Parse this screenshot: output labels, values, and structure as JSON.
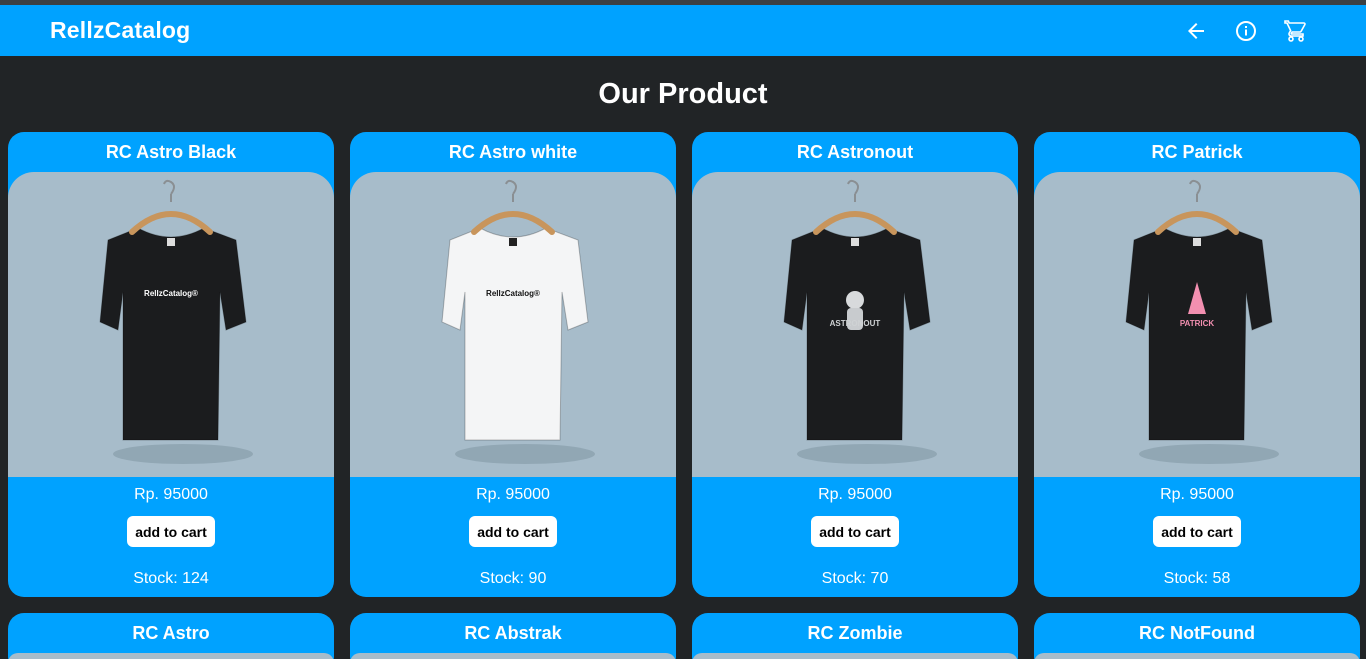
{
  "navbar": {
    "brand": "RellzCatalog",
    "icons": [
      "arrow-back-icon",
      "info-icon",
      "cart-icon"
    ]
  },
  "page": {
    "title": "Our Product"
  },
  "products": [
    {
      "name": "RC Astro Black",
      "price": "Rp. 95000",
      "button": "add to cart",
      "stock": "Stock: 124",
      "shirt_color": "#1b1c1e",
      "print": "RellzCatalog®",
      "print_color": "#ffffff"
    },
    {
      "name": "RC Astro white",
      "price": "Rp. 95000",
      "button": "add to cart",
      "stock": "Stock: 90",
      "shirt_color": "#f4f5f6",
      "print": "RellzCatalog®",
      "print_color": "#111111"
    },
    {
      "name": "RC Astronout",
      "price": "Rp. 95000",
      "button": "add to cart",
      "stock": "Stock: 70",
      "shirt_color": "#1b1c1e",
      "print": "ASTRONOUT",
      "print_color": "#cfd2d4"
    },
    {
      "name": "RC Patrick",
      "price": "Rp. 95000",
      "button": "add to cart",
      "stock": "Stock: 58",
      "shirt_color": "#1b1c1e",
      "print": "PATRICK",
      "print_color": "#f28fb0"
    }
  ],
  "products_next_row": [
    {
      "name": "RC Astro"
    },
    {
      "name": "RC Abstrak"
    },
    {
      "name": "RC Zombie"
    },
    {
      "name": "RC NotFound"
    }
  ],
  "colors": {
    "accent": "#00a2ff",
    "background": "#212426",
    "image_bg": "#a7bcca"
  }
}
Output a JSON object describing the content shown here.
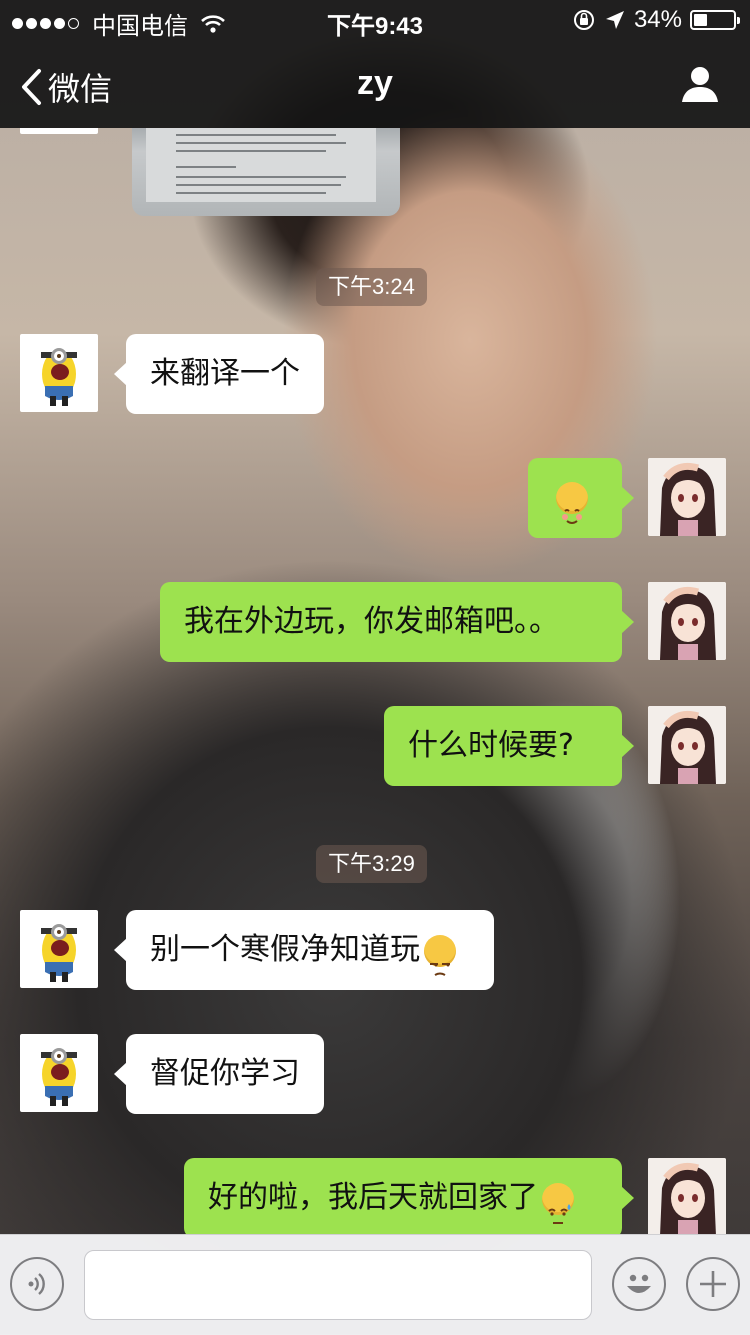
{
  "status_bar": {
    "carrier": "中国电信",
    "time": "下午9:43",
    "battery_percent_label": "34%",
    "battery_level": 0.34,
    "signal_bars_filled": 4,
    "signal_bars_total": 5
  },
  "nav": {
    "back_label": "微信",
    "title": "zy"
  },
  "messages": {
    "ts1": "下午3:24",
    "m1": "来翻译一个",
    "m3": "我在外边玩，你发邮箱吧。。",
    "m4": "什么时候要?",
    "ts2": "下午3:29",
    "m5": "别一个寒假净知道玩",
    "m6": "督促你学习",
    "m7": "好的啦，我后天就回家了"
  },
  "input": {
    "value": "",
    "placeholder": ""
  },
  "colors": {
    "outgoing_bubble": "#9de24f",
    "incoming_bubble": "#ffffff",
    "bars": "#141414"
  },
  "icons": [
    "signal-dots-icon",
    "wifi-icon",
    "orientation-lock-icon",
    "location-arrow-icon",
    "battery-icon",
    "chevron-left-icon",
    "person-icon",
    "voice-icon",
    "emoji-icon",
    "plus-icon"
  ]
}
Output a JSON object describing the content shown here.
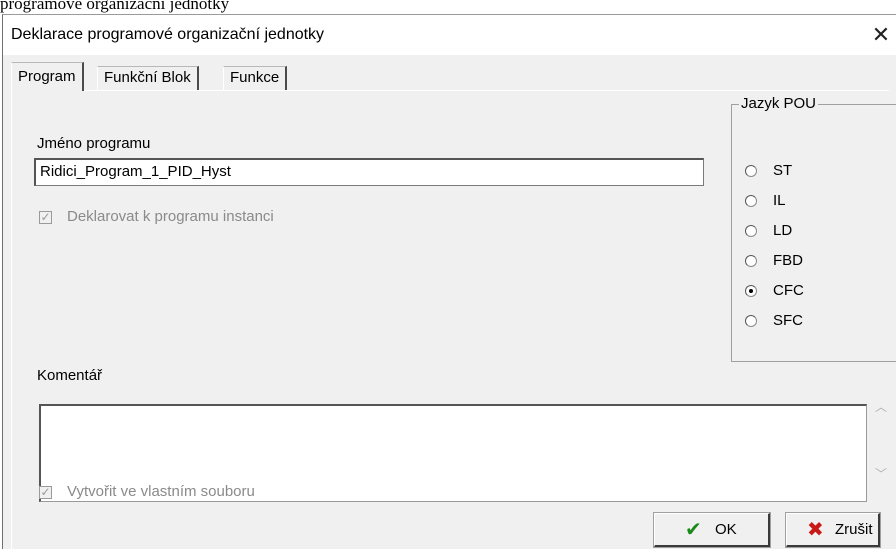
{
  "above_text": "programové organizační jednotky",
  "window": {
    "title": "Deklarace programové organizační jednotky",
    "close_glyph": "✕"
  },
  "tabs": [
    {
      "label": "Program",
      "active": true
    },
    {
      "label": "Funkční Blok",
      "active": false
    },
    {
      "label": "Funkce",
      "active": false
    }
  ],
  "program": {
    "name_label": "Jméno programu",
    "name_value": "Ridici_Program_1_PID_Hyst",
    "declare_instance_label": "Deklarovat k programu instanci",
    "declare_instance_checked": true
  },
  "language": {
    "group_title": "Jazyk POU",
    "options": [
      {
        "label": "ST",
        "checked": false
      },
      {
        "label": "IL",
        "checked": false
      },
      {
        "label": "LD",
        "checked": false
      },
      {
        "label": "FBD",
        "checked": false
      },
      {
        "label": "CFC",
        "checked": true
      },
      {
        "label": "SFC",
        "checked": false
      }
    ]
  },
  "comment": {
    "label": "Komentář",
    "value": "",
    "scroll_up": "︿",
    "scroll_down": "﹀"
  },
  "own_file": {
    "label": "Vytvořit ve vlastním souboru",
    "checked": true
  },
  "buttons": {
    "ok_label": "OK",
    "ok_icon": "✔",
    "cancel_label": "Zrušit",
    "cancel_icon": "✖"
  },
  "colors": {
    "ok_icon": "#1a8a1a",
    "cancel_icon": "#c81818",
    "disabled_text": "#8a8a8a"
  }
}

_Directions for this task_:
From the material above, gather all lines that include the string "stock" and copy them.

_Result of the task_:
      "stock": "Stock: 124",
      "stock": "Stock: 90",
      "stock": "Stock: 70",
      "stock": "Stock: 58",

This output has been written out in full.